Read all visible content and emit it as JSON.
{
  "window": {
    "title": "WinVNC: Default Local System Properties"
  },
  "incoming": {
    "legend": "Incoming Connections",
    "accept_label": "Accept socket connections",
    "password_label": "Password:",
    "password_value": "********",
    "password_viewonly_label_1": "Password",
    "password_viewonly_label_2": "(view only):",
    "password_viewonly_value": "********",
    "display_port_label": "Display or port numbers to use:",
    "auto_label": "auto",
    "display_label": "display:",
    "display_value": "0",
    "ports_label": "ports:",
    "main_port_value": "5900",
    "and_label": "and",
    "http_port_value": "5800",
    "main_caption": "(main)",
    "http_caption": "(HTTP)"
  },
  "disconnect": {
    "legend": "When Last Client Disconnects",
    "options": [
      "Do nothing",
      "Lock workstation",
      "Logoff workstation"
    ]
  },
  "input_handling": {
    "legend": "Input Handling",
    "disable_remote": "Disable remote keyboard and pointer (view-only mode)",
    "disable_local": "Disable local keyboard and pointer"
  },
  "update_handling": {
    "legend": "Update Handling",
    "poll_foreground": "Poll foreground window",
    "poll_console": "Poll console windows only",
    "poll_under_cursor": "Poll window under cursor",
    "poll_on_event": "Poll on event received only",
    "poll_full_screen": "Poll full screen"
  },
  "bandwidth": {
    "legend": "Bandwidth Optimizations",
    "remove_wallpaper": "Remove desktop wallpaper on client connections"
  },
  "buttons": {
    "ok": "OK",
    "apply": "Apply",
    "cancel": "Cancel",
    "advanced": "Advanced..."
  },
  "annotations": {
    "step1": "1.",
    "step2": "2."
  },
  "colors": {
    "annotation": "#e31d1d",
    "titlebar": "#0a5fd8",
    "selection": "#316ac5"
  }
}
▬▬▬▬▬▬▬▬▬▬
REQUIRED TASK: Produce a verbatim transcription of the entries above.

THE REPLY:
Read all visible content and emit it as JSON.
{
  "window": {
    "title": "WinVNC: Default Local System Properties"
  },
  "incoming": {
    "legend": "Incoming Connections",
    "accept_label": "Accept socket connections",
    "password_label": "Password:",
    "password_value": "********",
    "password_viewonly_label_1": "Password",
    "password_viewonly_label_2": "(view only):",
    "password_viewonly_value": "********",
    "display_port_label": "Display or port numbers to use:",
    "auto_label": "auto",
    "display_label": "display:",
    "display_value": "0",
    "ports_label": "ports:",
    "main_port_value": "5900",
    "and_label": "and",
    "http_port_value": "5800",
    "main_caption": "(main)",
    "http_caption": "(HTTP)"
  },
  "disconnect": {
    "legend": "When Last Client Disconnects",
    "options": [
      "Do nothing",
      "Lock workstation",
      "Logoff workstation"
    ]
  },
  "input_handling": {
    "legend": "Input Handling",
    "disable_remote": "Disable remote keyboard and pointer (view-only mode)",
    "disable_local": "Disable local keyboard and pointer"
  },
  "update_handling": {
    "legend": "Update Handling",
    "poll_foreground": "Poll foreground window",
    "poll_console": "Poll console windows only",
    "poll_under_cursor": "Poll window under cursor",
    "poll_on_event": "Poll on event received only",
    "poll_full_screen": "Poll full screen"
  },
  "bandwidth": {
    "legend": "Bandwidth Optimizations",
    "remove_wallpaper": "Remove desktop wallpaper on client connections"
  },
  "buttons": {
    "ok": "OK",
    "apply": "Apply",
    "cancel": "Cancel",
    "advanced": "Advanced..."
  },
  "annotations": {
    "step1": "1.",
    "step2": "2."
  },
  "colors": {
    "annotation": "#e31d1d",
    "titlebar": "#0a5fd8",
    "selection": "#316ac5"
  }
}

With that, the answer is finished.